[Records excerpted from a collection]
+---+

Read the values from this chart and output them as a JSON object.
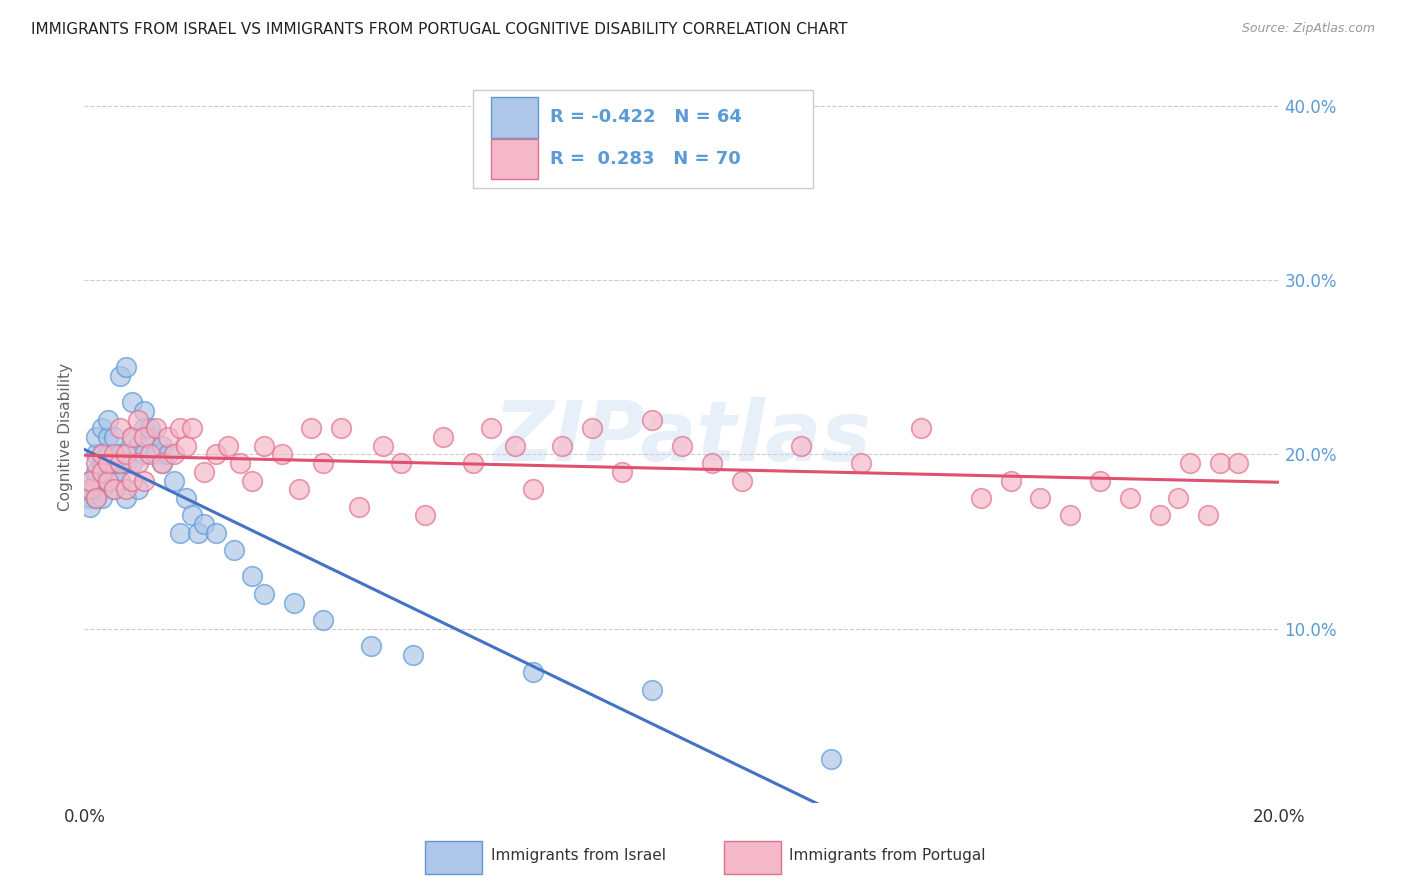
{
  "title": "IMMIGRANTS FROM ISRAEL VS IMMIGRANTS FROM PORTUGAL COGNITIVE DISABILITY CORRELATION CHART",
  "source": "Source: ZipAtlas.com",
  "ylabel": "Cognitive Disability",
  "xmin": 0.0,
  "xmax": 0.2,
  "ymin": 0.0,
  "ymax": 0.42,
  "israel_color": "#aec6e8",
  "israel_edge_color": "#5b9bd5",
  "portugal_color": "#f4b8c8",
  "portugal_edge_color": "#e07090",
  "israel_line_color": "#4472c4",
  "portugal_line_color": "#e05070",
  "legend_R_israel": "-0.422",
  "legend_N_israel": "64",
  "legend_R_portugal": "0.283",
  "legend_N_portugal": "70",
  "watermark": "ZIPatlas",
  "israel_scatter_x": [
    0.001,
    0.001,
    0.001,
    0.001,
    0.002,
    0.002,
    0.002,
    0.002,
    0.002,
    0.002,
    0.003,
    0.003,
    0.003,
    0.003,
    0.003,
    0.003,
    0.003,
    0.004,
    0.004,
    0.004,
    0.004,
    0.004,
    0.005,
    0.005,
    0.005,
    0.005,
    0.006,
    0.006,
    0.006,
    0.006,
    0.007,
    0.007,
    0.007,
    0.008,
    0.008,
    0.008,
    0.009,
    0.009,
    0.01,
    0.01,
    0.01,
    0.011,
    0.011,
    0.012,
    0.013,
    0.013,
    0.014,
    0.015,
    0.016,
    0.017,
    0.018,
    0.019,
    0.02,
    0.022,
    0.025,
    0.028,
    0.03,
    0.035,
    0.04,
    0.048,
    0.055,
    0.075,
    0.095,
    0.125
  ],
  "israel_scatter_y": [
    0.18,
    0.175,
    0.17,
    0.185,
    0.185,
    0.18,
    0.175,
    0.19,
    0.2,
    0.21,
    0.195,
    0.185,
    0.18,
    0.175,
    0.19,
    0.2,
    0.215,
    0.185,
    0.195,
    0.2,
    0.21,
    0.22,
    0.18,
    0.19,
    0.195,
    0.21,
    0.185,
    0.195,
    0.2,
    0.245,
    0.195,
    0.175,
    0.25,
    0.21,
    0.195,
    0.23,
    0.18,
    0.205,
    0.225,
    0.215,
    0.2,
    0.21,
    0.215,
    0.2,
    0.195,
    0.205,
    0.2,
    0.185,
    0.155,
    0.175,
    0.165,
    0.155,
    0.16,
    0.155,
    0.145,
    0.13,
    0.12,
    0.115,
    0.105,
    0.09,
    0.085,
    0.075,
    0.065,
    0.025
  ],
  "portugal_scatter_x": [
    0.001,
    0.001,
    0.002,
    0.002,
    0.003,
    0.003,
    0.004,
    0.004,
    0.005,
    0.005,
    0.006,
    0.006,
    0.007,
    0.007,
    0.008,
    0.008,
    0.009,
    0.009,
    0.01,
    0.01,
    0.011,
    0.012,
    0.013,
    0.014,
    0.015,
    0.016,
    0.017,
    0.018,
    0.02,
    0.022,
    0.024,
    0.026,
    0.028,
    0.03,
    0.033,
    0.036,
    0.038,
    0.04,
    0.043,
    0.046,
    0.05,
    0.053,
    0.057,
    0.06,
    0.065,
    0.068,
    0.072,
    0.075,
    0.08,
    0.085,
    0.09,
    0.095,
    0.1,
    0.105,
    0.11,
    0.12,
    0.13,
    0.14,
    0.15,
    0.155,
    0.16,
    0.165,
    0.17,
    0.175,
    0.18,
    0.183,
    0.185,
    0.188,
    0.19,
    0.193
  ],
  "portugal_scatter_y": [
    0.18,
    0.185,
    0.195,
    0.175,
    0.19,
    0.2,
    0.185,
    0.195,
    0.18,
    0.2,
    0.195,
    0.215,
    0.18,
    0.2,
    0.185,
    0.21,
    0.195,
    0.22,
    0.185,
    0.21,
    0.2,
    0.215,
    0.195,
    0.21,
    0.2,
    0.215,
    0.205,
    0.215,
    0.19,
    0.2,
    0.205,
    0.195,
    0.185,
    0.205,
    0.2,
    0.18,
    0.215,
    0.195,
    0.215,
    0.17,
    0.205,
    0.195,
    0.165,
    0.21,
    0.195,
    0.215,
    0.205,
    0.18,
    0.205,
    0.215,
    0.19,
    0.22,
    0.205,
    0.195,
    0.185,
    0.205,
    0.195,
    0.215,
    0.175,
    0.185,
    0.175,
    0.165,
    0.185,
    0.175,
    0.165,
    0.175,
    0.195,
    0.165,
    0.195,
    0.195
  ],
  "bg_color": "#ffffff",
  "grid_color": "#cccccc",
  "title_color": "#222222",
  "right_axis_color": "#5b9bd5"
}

+---+

Print the entries above exactly, taking out only the pictures.

Read the values from this chart and output them as a JSON object.
{
  "title": "IMMIGRANTS FROM ISRAEL VS IMMIGRANTS FROM PORTUGAL COGNITIVE DISABILITY CORRELATION CHART",
  "source": "Source: ZipAtlas.com",
  "ylabel": "Cognitive Disability",
  "xmin": 0.0,
  "xmax": 0.2,
  "ymin": 0.0,
  "ymax": 0.42,
  "israel_color": "#aec6e8",
  "israel_edge_color": "#5b9bd5",
  "portugal_color": "#f4b8c8",
  "portugal_edge_color": "#e07090",
  "israel_line_color": "#4472c4",
  "portugal_line_color": "#e05070",
  "legend_R_israel": "-0.422",
  "legend_N_israel": "64",
  "legend_R_portugal": "0.283",
  "legend_N_portugal": "70",
  "watermark": "ZIPatlas",
  "israel_scatter_x": [
    0.001,
    0.001,
    0.001,
    0.001,
    0.002,
    0.002,
    0.002,
    0.002,
    0.002,
    0.002,
    0.003,
    0.003,
    0.003,
    0.003,
    0.003,
    0.003,
    0.003,
    0.004,
    0.004,
    0.004,
    0.004,
    0.004,
    0.005,
    0.005,
    0.005,
    0.005,
    0.006,
    0.006,
    0.006,
    0.006,
    0.007,
    0.007,
    0.007,
    0.008,
    0.008,
    0.008,
    0.009,
    0.009,
    0.01,
    0.01,
    0.01,
    0.011,
    0.011,
    0.012,
    0.013,
    0.013,
    0.014,
    0.015,
    0.016,
    0.017,
    0.018,
    0.019,
    0.02,
    0.022,
    0.025,
    0.028,
    0.03,
    0.035,
    0.04,
    0.048,
    0.055,
    0.075,
    0.095,
    0.125
  ],
  "israel_scatter_y": [
    0.18,
    0.175,
    0.17,
    0.185,
    0.185,
    0.18,
    0.175,
    0.19,
    0.2,
    0.21,
    0.195,
    0.185,
    0.18,
    0.175,
    0.19,
    0.2,
    0.215,
    0.185,
    0.195,
    0.2,
    0.21,
    0.22,
    0.18,
    0.19,
    0.195,
    0.21,
    0.185,
    0.195,
    0.2,
    0.245,
    0.195,
    0.175,
    0.25,
    0.21,
    0.195,
    0.23,
    0.18,
    0.205,
    0.225,
    0.215,
    0.2,
    0.21,
    0.215,
    0.2,
    0.195,
    0.205,
    0.2,
    0.185,
    0.155,
    0.175,
    0.165,
    0.155,
    0.16,
    0.155,
    0.145,
    0.13,
    0.12,
    0.115,
    0.105,
    0.09,
    0.085,
    0.075,
    0.065,
    0.025
  ],
  "portugal_scatter_x": [
    0.001,
    0.001,
    0.002,
    0.002,
    0.003,
    0.003,
    0.004,
    0.004,
    0.005,
    0.005,
    0.006,
    0.006,
    0.007,
    0.007,
    0.008,
    0.008,
    0.009,
    0.009,
    0.01,
    0.01,
    0.011,
    0.012,
    0.013,
    0.014,
    0.015,
    0.016,
    0.017,
    0.018,
    0.02,
    0.022,
    0.024,
    0.026,
    0.028,
    0.03,
    0.033,
    0.036,
    0.038,
    0.04,
    0.043,
    0.046,
    0.05,
    0.053,
    0.057,
    0.06,
    0.065,
    0.068,
    0.072,
    0.075,
    0.08,
    0.085,
    0.09,
    0.095,
    0.1,
    0.105,
    0.11,
    0.12,
    0.13,
    0.14,
    0.15,
    0.155,
    0.16,
    0.165,
    0.17,
    0.175,
    0.18,
    0.183,
    0.185,
    0.188,
    0.19,
    0.193
  ],
  "portugal_scatter_y": [
    0.18,
    0.185,
    0.195,
    0.175,
    0.19,
    0.2,
    0.185,
    0.195,
    0.18,
    0.2,
    0.195,
    0.215,
    0.18,
    0.2,
    0.185,
    0.21,
    0.195,
    0.22,
    0.185,
    0.21,
    0.2,
    0.215,
    0.195,
    0.21,
    0.2,
    0.215,
    0.205,
    0.215,
    0.19,
    0.2,
    0.205,
    0.195,
    0.185,
    0.205,
    0.2,
    0.18,
    0.215,
    0.195,
    0.215,
    0.17,
    0.205,
    0.195,
    0.165,
    0.21,
    0.195,
    0.215,
    0.205,
    0.18,
    0.205,
    0.215,
    0.19,
    0.22,
    0.205,
    0.195,
    0.185,
    0.205,
    0.195,
    0.215,
    0.175,
    0.185,
    0.175,
    0.165,
    0.185,
    0.175,
    0.165,
    0.175,
    0.195,
    0.165,
    0.195,
    0.195
  ],
  "bg_color": "#ffffff",
  "grid_color": "#cccccc",
  "title_color": "#222222",
  "right_axis_color": "#5b9bd5"
}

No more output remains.